# Entries shown
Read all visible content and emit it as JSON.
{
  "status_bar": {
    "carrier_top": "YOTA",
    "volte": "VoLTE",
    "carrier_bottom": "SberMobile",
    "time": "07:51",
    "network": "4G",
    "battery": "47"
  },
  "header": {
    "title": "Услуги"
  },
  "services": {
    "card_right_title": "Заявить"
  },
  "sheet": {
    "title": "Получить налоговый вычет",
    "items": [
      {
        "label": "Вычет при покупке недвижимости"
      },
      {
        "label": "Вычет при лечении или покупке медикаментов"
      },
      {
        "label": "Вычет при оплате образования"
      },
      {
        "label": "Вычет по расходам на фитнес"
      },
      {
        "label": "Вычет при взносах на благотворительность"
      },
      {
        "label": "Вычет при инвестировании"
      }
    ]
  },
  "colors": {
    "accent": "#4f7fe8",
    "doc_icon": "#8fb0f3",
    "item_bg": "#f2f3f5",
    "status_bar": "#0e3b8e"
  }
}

# What you have to do
Using the listing above, reproduce each line without omission.

# Task response
Read all visible content and emit it as JSON.
{
  "status_bar": {
    "carrier_top": "YOTA",
    "volte": "VoLTE",
    "carrier_bottom": "SberMobile",
    "time": "07:51",
    "network": "4G",
    "battery": "47"
  },
  "header": {
    "title": "Услуги"
  },
  "services": {
    "card_right_title": "Заявить"
  },
  "sheet": {
    "title": "Получить налоговый вычет",
    "items": [
      {
        "label": "Вычет при покупке недвижимости"
      },
      {
        "label": "Вычет при лечении или покупке медикаментов"
      },
      {
        "label": "Вычет при оплате образования"
      },
      {
        "label": "Вычет по расходам на фитнес"
      },
      {
        "label": "Вычет при взносах на благотворительность"
      },
      {
        "label": "Вычет при инвестировании"
      }
    ]
  },
  "colors": {
    "accent": "#4f7fe8",
    "doc_icon": "#8fb0f3",
    "item_bg": "#f2f3f5",
    "status_bar": "#0e3b8e"
  }
}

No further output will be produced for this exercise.